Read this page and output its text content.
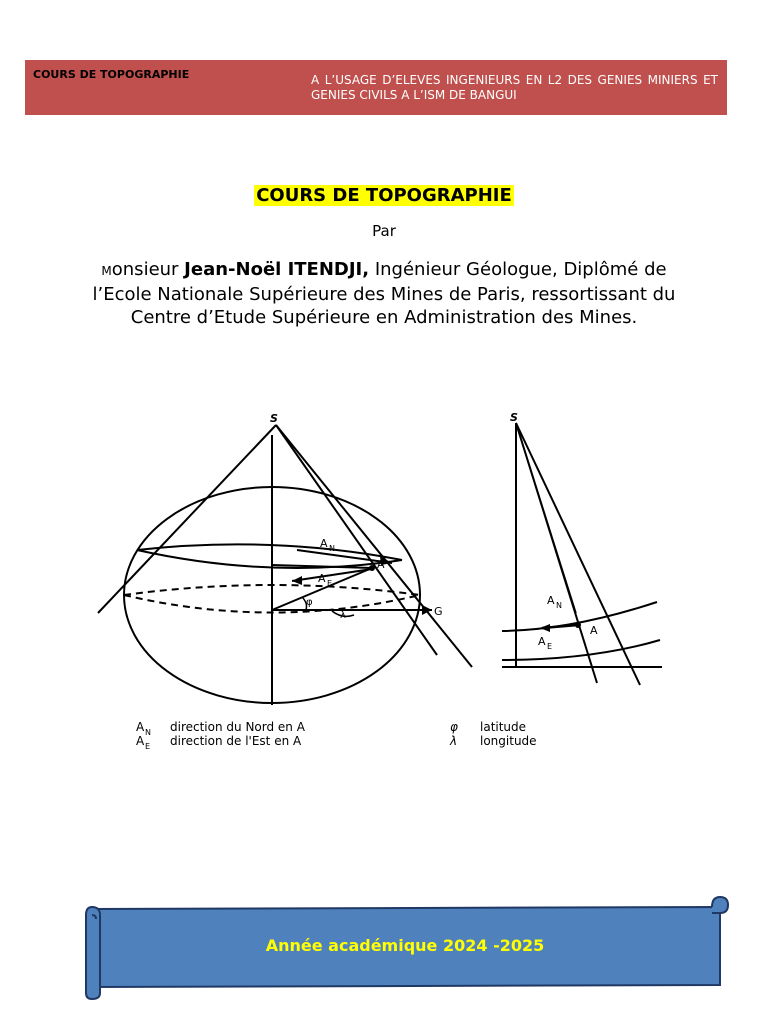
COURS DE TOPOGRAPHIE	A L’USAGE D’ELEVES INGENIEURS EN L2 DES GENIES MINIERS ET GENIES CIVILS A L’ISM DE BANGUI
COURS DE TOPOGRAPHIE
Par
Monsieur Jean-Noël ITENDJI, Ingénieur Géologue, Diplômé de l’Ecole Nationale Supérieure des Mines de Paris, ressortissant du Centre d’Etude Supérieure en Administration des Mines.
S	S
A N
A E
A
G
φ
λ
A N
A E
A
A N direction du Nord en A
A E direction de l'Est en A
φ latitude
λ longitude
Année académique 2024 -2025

● **Problem details**
Copy the whole listing above word for word but do not carry over the pictures.

● **Solution to this task**
Read this page and output its text content.
COURS DE TOPOGRAPHIE	A L’USAGE D’ELEVES INGENIEURS EN L2 DES GENIES MINIERS ET GENIES CIVILS A L’ISM DE BANGUI
COURS DE TOPOGRAPHIE
Par
Monsieur Jean-Noël ITENDJI, Ingénieur Géologue, Diplômé de l’Ecole Nationale Supérieure des Mines de Paris, ressortissant du Centre d’Etude Supérieure en Administration des Mines.
S	S
A N
A E
A
G
φ
λ
A N
A E
A
A N direction du Nord en A
A E direction de l'Est en A
φ latitude
λ longitude
Année académique 2024 -2025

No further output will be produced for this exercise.